- **EXERCISE AIM**:
Give every line back verbatim, dropping all images.

- **RECORDS SHOWN**:

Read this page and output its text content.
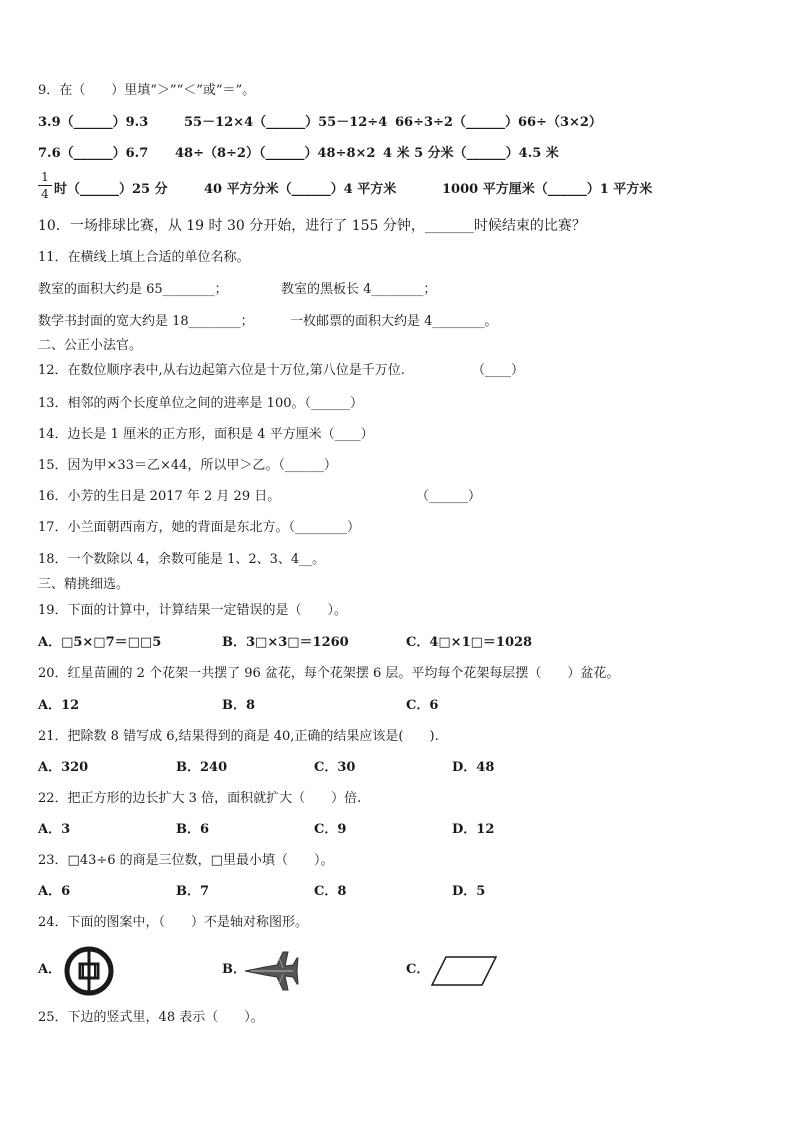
9．在（　　）里填“＞”“＜”或“＝”。
3.9（______）9.3	55－12×4（______）55－12÷4 66÷3÷2（______）66÷（3×2）
7.6（______）6.7 48÷（8÷2）（______）48÷8×2 4 米 5 分米（______）4.5 米
1
4 时（______）25 分	40 平方分米（______）4 平方米	1000 平方厘米（______）1 平方米
10．一场排球比赛，从 19 时 30 分开始，进行了 155 分钟，_______时候结束的比赛？
11．在横线上填上合适的单位名称。
教室的面积大约是 65________；	教室的黑板长 4________；
数学书封面的宽大约是 18________；	一枚邮票的面积大约是 4________。
二、公正小法官。
12．在数位顺序表中,从右边起第六位是十万位,第八位是千万位.	（____）
13．相邻的两个长度单位之间的进率是 100。（______）
14．边长是 1 厘米的正方形，面积是 4 平方厘米（____）
15．因为甲×33＝乙×44，所以甲＞乙。（______）
16．小芳的生日是 2017 年 2 月 29 日。	（______）
17．小兰面朝西南方，她的背面是东北方。（________）
18．一个数除以 4，余数可能是 1、2、3、4__。
三、精挑细选。
19．下面的计算中，计算结果一定错误的是（　　）。
A．□5×□7＝□□5	B．3□×3□＝1260	C．4□×1□＝1028
20．红星苗圃的 2 个花架一共摆了 96 盆花，每个花架摆 6 层。平均每个花架每层摆（　　）盆花。
A．12	B．8	C．6
21．把除数 8 错写成 6,结果得到的商是 40,正确的结果应该是(　　).
A．320	B．240	C．30	D．48
22．把正方形的边长扩大 3 倍，面积就扩大（　　）倍.
A．3	B．6	C．9	D．12
23．□43÷6 的商是三位数，□里最小填（　　）。
A．6	B．7	C．8	D．5
24．下面的图案中，（　　）不是轴对称图形。
A．	B．	C．
25．下边的竖式里，48 表示（　　）。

- **REPLY**:
Read this page and output its text content.
9．在（　　）里填“＞”“＜”或“＝”。
3.9（______）9.3	55－12×4（______）55－12÷4 66÷3÷2（______）66÷（3×2）
7.6（______）6.7 48÷（8÷2）（______）48÷8×2 4 米 5 分米（______）4.5 米
1
4 时（______）25 分	40 平方分米（______）4 平方米	1000 平方厘米（______）1 平方米
10．一场排球比赛，从 19 时 30 分开始，进行了 155 分钟，_______时候结束的比赛？
11．在横线上填上合适的单位名称。
教室的面积大约是 65________；	教室的黑板长 4________；
数学书封面的宽大约是 18________；	一枚邮票的面积大约是 4________。
二、公正小法官。
12．在数位顺序表中,从右边起第六位是十万位,第八位是千万位.	（____）
13．相邻的两个长度单位之间的进率是 100。（______）
14．边长是 1 厘米的正方形，面积是 4 平方厘米（____）
15．因为甲×33＝乙×44，所以甲＞乙。（______）
16．小芳的生日是 2017 年 2 月 29 日。	（______）
17．小兰面朝西南方，她的背面是东北方。（________）
18．一个数除以 4，余数可能是 1、2、3、4__。
三、精挑细选。
19．下面的计算中，计算结果一定错误的是（　　）。
A．□5×□7＝□□5	B．3□×3□＝1260	C．4□×1□＝1028
20．红星苗圃的 2 个花架一共摆了 96 盆花，每个花架摆 6 层。平均每个花架每层摆（　　）盆花。
A．12	B．8	C．6
21．把除数 8 错写成 6,结果得到的商是 40,正确的结果应该是(　　).
A．320	B．240	C．30	D．48
22．把正方形的边长扩大 3 倍，面积就扩大（　　）倍.
A．3	B．6	C．9	D．12
23．□43÷6 的商是三位数，□里最小填（　　）。
A．6	B．7	C．8	D．5
24．下面的图案中，（　　）不是轴对称图形。
A．	B．	C．
25．下边的竖式里，48 表示（　　）。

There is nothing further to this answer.